Topic: Density gauge

Hello everybody, I just started using a density gauge and was wondering about how other people use the measurements. I do realize that there are other factors, flexibility, resilience, etc. I am currently adjusting the profile thickness for softer cane, slightly thicker, including side thickness. ( I am torn between reducing and increasing side thickness for softer cane. Thicker sides gives more strength and thinner sides give a darker sound). I know another bassoonist that adjust his gouge thickness based on the density of the cane when gouged thick, denser cane he make thicker, softer cane he gouges thinner to have a higher density. I know some people just throw away what they do not use, but similar to Jack Spratt in the nursery rhyme, I like hard cane and my wife likes softer cane, so we use it all.
People that use measurements, what do you do?

Principal bassoonist, Orquesta Sinfonica de Galicia, A Coruña, Spain. Bassoonist, bassoon dad, bassoon husband, bassoon uncle, bassoon brother and bassoon son.

Re: Density gauge

Hi Steve,

I use the density gauge.  From what I have heard each machine is different so it may not be accurate to compare between machines.  So a 20 on my machine might give a different reading on yours. 

I used to like a reading of 19-22 but now that I live at high altitude I have been using softer cane to try to get the reeds to vibrate and so have been using 22-25.  But lately I feel I haven't been having much success with the softer cane and am going to go back to 21-22 maybe 23 and see if I get better results. 

I use a pretty thick profile already so I haven't adjusted my profile for the density reading.  Adjusting the gouge makes sense I think if you want to take the time to do that.  I just save cane that I don't use and give it to summer camp students to learn reed making.

Have you found a range of numbers that you like yet?

Have you ever tried the Flexter machine that measures flexibility?  I have always wanted one but have never "pulled the trigger."  There is an article by Poe who used both the Density Gauge and Flexter to come up with the best cane.

Kent

Dr. Kent Moore
Principal Lecturer In Bassoon and Theory
Northern Arizona University

Re: Density gauge

Thanks Kent,
Just out of curiosity, what is your gouge thickness? Mine is around 1.32mm or .052 inches ( I think) a very eccentric (French) gouge. My normal profile is around 1.07mm (.042 inches), at the very back on the spine. I may just start with a thicker profile, 1.17mm (.045 inches) for soft cane, simply because I want to ask Lluis what numbers he looks for in the pre gouged cane. I will also try more and less wood on the sides to see if that makes a difference. My only issue with changing the gouge is that it will also change the tubes.
Best,
Steve

Principal bassoonist, Orquesta Sinfonica de Galicia, A Coruña, Spain. Bassoonist, bassoon dad, bassoon husband, bassoon uncle, bassoon brother and bassoon son.

Re: Density gauge

I just measured some cane using a caliper and they average around 1.32mm like yours and they are eccentric gouge.

Some people use scraping wheels to scrape the inside of the cane to make the gouge thinner.  Skinner would also do this on only some parts of the cane.  You are right though, that this will not only change the thickness of the gouge overall but the center relative to the side.

[Element placement data]

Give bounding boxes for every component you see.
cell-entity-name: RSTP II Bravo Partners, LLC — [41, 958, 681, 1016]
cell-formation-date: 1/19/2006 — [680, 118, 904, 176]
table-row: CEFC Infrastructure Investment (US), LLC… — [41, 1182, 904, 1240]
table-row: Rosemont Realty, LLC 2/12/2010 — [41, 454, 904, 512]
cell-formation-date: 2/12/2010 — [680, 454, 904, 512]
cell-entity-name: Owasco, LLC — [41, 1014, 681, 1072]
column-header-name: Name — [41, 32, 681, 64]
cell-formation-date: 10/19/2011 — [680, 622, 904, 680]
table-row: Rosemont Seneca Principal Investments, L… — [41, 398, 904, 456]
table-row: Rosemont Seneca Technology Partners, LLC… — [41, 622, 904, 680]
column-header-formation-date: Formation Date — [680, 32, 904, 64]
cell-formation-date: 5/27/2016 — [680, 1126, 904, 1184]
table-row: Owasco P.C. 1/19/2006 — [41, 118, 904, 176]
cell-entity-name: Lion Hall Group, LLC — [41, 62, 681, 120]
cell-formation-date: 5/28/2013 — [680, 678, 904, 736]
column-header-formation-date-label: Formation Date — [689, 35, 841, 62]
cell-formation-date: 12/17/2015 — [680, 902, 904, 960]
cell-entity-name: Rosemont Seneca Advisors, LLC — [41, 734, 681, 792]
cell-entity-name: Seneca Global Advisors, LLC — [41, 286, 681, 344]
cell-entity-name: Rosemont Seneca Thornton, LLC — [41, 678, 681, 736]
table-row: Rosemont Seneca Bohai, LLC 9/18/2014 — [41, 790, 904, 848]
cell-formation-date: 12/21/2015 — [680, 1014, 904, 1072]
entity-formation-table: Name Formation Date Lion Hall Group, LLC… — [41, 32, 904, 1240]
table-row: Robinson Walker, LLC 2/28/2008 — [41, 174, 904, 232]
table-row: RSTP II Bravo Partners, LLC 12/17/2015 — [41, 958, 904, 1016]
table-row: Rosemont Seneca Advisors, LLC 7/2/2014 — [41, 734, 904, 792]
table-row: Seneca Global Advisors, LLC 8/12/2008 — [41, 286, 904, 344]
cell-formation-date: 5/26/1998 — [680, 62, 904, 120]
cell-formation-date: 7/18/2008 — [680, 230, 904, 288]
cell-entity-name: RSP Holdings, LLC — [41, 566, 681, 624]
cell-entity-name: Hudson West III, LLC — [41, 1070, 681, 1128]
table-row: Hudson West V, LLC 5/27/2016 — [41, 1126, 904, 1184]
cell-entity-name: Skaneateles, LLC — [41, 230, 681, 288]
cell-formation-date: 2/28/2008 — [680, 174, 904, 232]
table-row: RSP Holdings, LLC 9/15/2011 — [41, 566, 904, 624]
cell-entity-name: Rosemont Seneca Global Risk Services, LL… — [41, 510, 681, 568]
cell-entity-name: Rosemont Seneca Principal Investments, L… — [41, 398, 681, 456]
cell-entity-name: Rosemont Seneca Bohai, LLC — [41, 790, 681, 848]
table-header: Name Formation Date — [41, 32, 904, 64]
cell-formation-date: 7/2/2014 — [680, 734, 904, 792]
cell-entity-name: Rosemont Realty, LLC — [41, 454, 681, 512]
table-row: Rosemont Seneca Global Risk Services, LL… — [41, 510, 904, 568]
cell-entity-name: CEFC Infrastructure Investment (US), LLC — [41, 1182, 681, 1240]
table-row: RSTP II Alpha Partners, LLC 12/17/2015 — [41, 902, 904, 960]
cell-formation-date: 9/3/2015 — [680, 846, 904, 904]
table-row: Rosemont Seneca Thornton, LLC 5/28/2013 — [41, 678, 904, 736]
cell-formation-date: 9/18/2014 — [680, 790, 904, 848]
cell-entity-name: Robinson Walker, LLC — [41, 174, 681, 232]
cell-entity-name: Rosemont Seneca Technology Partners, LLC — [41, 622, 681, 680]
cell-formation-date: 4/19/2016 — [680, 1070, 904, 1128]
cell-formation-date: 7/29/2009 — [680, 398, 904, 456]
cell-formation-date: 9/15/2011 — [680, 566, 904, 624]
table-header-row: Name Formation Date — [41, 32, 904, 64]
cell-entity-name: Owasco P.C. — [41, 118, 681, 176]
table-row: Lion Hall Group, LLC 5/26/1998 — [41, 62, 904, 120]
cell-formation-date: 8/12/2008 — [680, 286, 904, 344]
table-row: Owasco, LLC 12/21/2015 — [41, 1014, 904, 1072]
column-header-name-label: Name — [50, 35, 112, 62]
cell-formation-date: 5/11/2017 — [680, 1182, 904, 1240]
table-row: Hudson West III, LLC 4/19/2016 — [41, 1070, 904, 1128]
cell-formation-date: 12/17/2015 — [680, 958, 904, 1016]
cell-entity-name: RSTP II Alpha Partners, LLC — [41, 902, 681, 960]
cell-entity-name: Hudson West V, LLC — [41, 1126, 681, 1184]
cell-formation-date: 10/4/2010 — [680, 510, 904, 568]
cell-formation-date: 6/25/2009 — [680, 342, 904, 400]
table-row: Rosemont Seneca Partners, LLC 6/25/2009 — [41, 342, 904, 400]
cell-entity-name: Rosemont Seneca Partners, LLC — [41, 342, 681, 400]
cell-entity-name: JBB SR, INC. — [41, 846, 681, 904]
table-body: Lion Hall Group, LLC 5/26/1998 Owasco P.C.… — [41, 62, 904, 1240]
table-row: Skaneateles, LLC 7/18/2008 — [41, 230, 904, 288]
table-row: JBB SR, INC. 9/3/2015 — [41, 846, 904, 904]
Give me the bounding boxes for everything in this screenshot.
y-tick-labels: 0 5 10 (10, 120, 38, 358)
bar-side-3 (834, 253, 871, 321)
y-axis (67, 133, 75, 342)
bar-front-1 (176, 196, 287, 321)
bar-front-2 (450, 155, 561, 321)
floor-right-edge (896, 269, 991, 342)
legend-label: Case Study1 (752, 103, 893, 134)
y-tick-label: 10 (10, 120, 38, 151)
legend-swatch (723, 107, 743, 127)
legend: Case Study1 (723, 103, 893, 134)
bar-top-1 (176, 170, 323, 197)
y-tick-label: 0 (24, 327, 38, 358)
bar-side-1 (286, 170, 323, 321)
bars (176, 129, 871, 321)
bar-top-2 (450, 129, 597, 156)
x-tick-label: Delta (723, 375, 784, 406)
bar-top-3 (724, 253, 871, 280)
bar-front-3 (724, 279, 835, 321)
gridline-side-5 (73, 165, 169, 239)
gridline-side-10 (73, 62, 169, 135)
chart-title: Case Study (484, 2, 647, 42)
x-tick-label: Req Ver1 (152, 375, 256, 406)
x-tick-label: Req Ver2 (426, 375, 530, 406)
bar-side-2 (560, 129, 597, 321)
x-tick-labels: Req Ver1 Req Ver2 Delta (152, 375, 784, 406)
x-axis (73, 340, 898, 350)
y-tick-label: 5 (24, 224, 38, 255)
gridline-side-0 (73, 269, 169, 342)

Jobs -
a - In the density gauge thread, what range of readings has Kent been using since moving to high altitude?
b - Shorten the paragraph of the density gauge thread that begins "I used to like a reading of 19-22" to two sentences.
c - Write what comes next in the density gauge thread, picking up after its final sentence.
The rows have no connection to the density gauge thread.

Expected responses -
a - 22-25

b - Kent once preferred readings of 19-22, but after moving to high altitude he switched to softer cane reading 22-25 to help his reeds vibrate. Having had little success with it lately, he plans to go back to 21-22, maybe 23, to see if he gets better results.

c -
Dr. Kent Moore
Principal Lecturer In Bassoon and Theory
Northern Arizona University

Re: Density gauge

Dear Kent, a good friend of mine corrected me on the terms I was using for measurements. I think we were both referring to the Reeds n Stuff hardness tester. Rieger has the density tester that is not as expensive as I had thought it might be. The flex test machine is also a very cool thing, but I do not have the spare cash for either of these machines. That being said my initial experiments are interesting, based on hardness. I profiled the cane based on hardness thicker for softer cane and thinner for very hard stuff and found some good reeds for each level of hardness. One of the best reeds was the softest, a .30. The reeds need a good week or so to settle, but I'm still not ready to start throwing away cane. I think I may avoid the change of the gouge for now, I have never cared much for a thin gouge in the past. Thanks for all of the input!
Steve

Principal bassoonist, Orquesta Sinfonica de Galicia, A Coruña, Spain. Bassoonist, bassoon dad, bassoon husband, bassoon uncle, bassoon brother and bassoon son.

Re: Density gauge

Hi Steve,

Yes, I usually call it a hardness tester and I was also referring to the Reeds N Stuff one I have.  It is a digital model which I bought used from someone who supposedly found another way of measuring.  I wonder what that is.  Perhaps just seeing how long each piece of cane takes to sink in water.  I didn't know Rieger made a density tester.  I'll have to look it up.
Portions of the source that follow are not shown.